Text section:
2005年NPR美国国家公共电台四月-Shanghai Real Estate Values Soar(在线收听

For NPR News, this is All Things Considered. I'm Michele Norris, and I'm Robert Siegel.

If you think the real estate market in this country is out of control. Here's some advice: Don't move to China. Prices there are rising so fast, the government is taking action, raising interest rates on home loans to cool things off. NPR's Rob Gifford reports from Shanghai.

Liu Xun Shan is a happy man, the general manager of a new luxury housing development in the west of Shanghai, is so busy welcoming potential buyers to his showroom that he hardly has time for other visitors. The large western style houses are selling like hot cakes.

Problems and tasks:
• a. Transcribe the Shanghai real estate report from "2005年NPR美国国家公共电台四月-Shanghai Real Estate" to "like hot cakes.".
• b. Summarize the Shanghai real estate report in two sentences.

Data provided:
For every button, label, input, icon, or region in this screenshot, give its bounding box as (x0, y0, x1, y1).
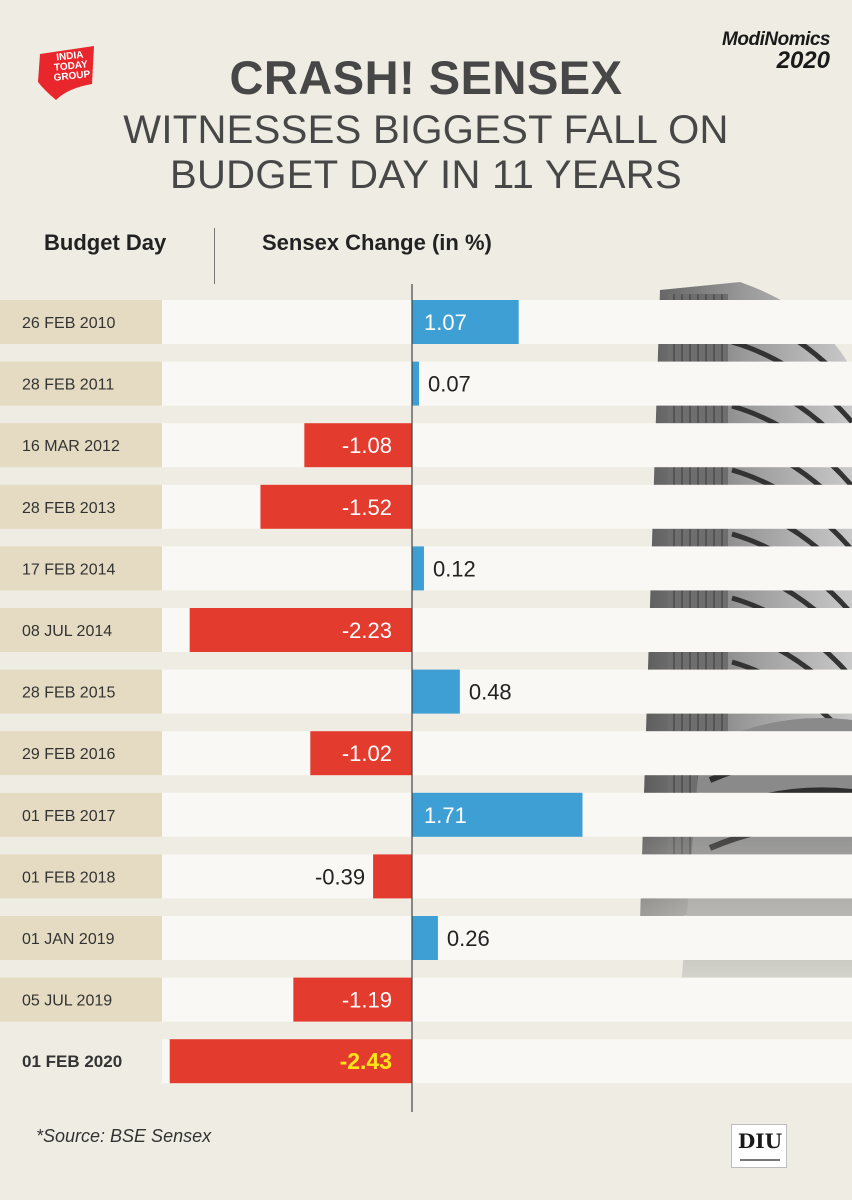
bar-negative (169, 1039, 412, 1084)
bar-negative (260, 484, 412, 529)
row-track (160, 916, 852, 960)
bar-positive (412, 361, 419, 406)
date-label: 01 FEB 2018 (22, 869, 116, 886)
date-label: 01 JAN 2019 (22, 931, 115, 948)
date-cell (0, 977, 162, 1022)
diu-badge: DIU (731, 1124, 787, 1168)
date-label: 01 FEB 2017 (22, 808, 116, 825)
date-cell (0, 484, 162, 529)
bar-positive (412, 669, 460, 714)
bar-negative (189, 608, 412, 652)
date-cell (0, 1039, 162, 1084)
date-cell (0, 731, 162, 776)
column-header-divider (214, 228, 215, 284)
column-header-budget-day: Budget Day (44, 230, 167, 255)
data-label: -2.43 (340, 1048, 392, 1074)
row-track (160, 977, 852, 1022)
bar-positive (412, 300, 519, 344)
data-label: -1.52 (342, 495, 392, 520)
data-label: -1.08 (342, 433, 392, 458)
india-today-logo (34, 44, 100, 102)
date-cell (0, 916, 162, 960)
data-label: -1.19 (342, 988, 392, 1013)
headline-line-3: BUDGET DAY IN 11 YEARS (170, 153, 682, 197)
date-label: 05 JUL 2019 (22, 993, 112, 1010)
data-label: -2.23 (342, 618, 392, 643)
date-label: 08 JUL 2014 (22, 623, 112, 640)
diu-badge-text: DIU (737, 1129, 783, 1153)
data-label: -0.39 (315, 864, 365, 889)
bar-negative (293, 977, 412, 1022)
date-label: 26 FEB 2010 (22, 315, 116, 332)
date-label: 29 FEB 2016 (22, 746, 116, 763)
bar-positive (412, 792, 583, 837)
date-label: 16 MAR 2012 (22, 438, 120, 455)
headline-line-1: CRASH! SENSEX (229, 51, 623, 104)
column-header-sensex-change: Sensex Change (in %) (262, 230, 492, 255)
date-cell (0, 792, 162, 837)
data-label: 0.26 (447, 926, 490, 951)
date-cell (0, 361, 162, 406)
date-cell (0, 546, 162, 591)
row-track (160, 546, 852, 591)
row-track (160, 423, 852, 468)
series-year: 2020 (776, 47, 830, 74)
date-label: 28 FEB 2011 (22, 377, 114, 394)
row-track (160, 669, 852, 714)
modinomics-logo: ModiNomics 2020 (722, 29, 830, 74)
data-label: 0.48 (469, 680, 512, 705)
row-track (160, 361, 852, 406)
date-cell (0, 608, 162, 652)
diu-badge-underline (740, 1159, 780, 1161)
bar-positive (412, 916, 438, 960)
data-label: 1.07 (424, 310, 467, 335)
bar-positive (412, 546, 424, 591)
date-cell (0, 669, 162, 714)
date-cell (0, 423, 162, 468)
data-label: 0.12 (433, 556, 476, 581)
data-label: -1.02 (342, 741, 392, 766)
row-track (160, 731, 852, 776)
date-label: 28 FEB 2015 (22, 685, 116, 702)
source-note: *Source: BSE Sensex (36, 1126, 212, 1146)
logo-badge-shape (38, 46, 94, 100)
series-name: ModiNomics (722, 29, 830, 50)
bar-negative (304, 423, 412, 468)
bar-negative (310, 731, 412, 776)
bar-negative (373, 854, 412, 899)
date-label: 28 FEB 2013 (22, 500, 116, 517)
data-label: 0.07 (428, 372, 471, 397)
date-cell (0, 854, 162, 899)
date-label: 01 FEB 2020 (22, 1052, 122, 1071)
date-cell (0, 300, 162, 344)
data-label: 1.71 (424, 803, 467, 828)
date-label: 17 FEB 2014 (22, 561, 116, 578)
headline-line-2: WITNESSES BIGGEST FALL ON (123, 108, 729, 152)
row-track (160, 854, 852, 899)
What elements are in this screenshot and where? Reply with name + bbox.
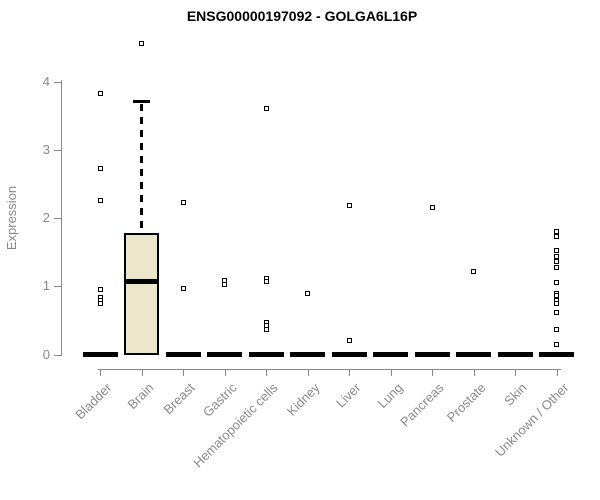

Answers to the problems:
• a.
2005年NPR美国国家公共电台四月-Shanghai Real Estate Values Soar(在线收听

For NPR News, this is All Things Considered. I'm Michele Norris, and I'm Robert Siegel.

If you think the real estate market in this country is out of control. Here's some advice: Don't move to China. Prices there are rising so fast, the government is taking action, raising interest rates on home loans to cool things off. NPR's Rob Gifford reports from Shanghai.

Liu Xun Shan is a happy man, the general manager of a new luxury housing development in the west of Shanghai, is so busy welcoming potential buyers to his showroom that he hardly has time for other visitors. The large western style houses are selling like hot cakes.

• b. Real estate prices in China are rising so fast that the government is raising interest rates on home loans to cool the market. In Shanghai, Liu Xun Shan, general manager of a new luxury housing development in the west of the city, is busy welcoming potential buyers, and its large western-style houses are selling like hot cakes.